** start Given information **

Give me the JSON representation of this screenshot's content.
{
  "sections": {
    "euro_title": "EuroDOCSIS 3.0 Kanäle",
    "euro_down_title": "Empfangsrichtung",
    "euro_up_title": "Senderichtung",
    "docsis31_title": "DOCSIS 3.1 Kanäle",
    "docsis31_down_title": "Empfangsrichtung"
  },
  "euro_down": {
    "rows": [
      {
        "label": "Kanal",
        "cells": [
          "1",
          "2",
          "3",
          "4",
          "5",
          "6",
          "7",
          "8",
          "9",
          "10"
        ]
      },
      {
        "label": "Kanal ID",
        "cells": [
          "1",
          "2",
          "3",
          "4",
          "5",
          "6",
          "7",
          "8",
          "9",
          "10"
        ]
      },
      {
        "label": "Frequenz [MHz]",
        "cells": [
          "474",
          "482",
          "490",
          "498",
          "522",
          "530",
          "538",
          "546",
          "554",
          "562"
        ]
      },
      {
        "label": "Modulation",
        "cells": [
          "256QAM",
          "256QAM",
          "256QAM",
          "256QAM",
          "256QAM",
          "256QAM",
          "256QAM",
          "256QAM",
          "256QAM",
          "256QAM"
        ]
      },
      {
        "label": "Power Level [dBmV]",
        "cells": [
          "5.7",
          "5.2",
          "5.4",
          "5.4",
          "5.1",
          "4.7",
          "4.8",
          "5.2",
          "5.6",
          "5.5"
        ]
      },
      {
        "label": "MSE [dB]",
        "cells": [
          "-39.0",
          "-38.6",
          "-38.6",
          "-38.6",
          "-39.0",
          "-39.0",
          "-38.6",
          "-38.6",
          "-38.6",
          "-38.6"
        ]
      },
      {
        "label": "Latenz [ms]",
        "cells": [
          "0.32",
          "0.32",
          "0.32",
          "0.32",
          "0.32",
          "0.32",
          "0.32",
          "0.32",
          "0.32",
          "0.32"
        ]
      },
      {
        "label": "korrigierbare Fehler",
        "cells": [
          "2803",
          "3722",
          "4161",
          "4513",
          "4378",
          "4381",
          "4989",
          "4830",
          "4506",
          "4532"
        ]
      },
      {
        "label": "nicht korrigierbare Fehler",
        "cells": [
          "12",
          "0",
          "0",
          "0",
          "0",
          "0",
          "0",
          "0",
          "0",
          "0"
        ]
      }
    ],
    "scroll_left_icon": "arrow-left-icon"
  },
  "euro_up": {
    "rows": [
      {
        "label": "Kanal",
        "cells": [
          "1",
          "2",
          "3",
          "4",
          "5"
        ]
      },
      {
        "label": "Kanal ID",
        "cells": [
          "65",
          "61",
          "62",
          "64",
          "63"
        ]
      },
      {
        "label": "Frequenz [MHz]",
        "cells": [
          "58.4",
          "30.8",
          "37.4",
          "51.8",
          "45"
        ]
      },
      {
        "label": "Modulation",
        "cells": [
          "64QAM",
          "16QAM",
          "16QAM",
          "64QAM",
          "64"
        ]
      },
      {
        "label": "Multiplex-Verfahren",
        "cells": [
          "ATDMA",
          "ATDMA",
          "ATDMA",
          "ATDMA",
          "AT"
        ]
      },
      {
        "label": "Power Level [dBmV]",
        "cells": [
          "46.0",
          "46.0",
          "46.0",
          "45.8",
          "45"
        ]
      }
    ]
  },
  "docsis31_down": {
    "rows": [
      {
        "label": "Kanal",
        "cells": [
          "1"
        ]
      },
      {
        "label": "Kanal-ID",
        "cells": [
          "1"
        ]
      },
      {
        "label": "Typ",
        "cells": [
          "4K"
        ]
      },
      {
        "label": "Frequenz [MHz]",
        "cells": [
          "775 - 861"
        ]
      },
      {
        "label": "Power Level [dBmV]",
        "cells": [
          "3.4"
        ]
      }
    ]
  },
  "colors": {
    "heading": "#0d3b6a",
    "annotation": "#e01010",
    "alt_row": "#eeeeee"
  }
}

** end Given information **

## What to work on
Read the data above and count the lines that include "Kanäle". Answer only with the count.

## Solution for this problem
2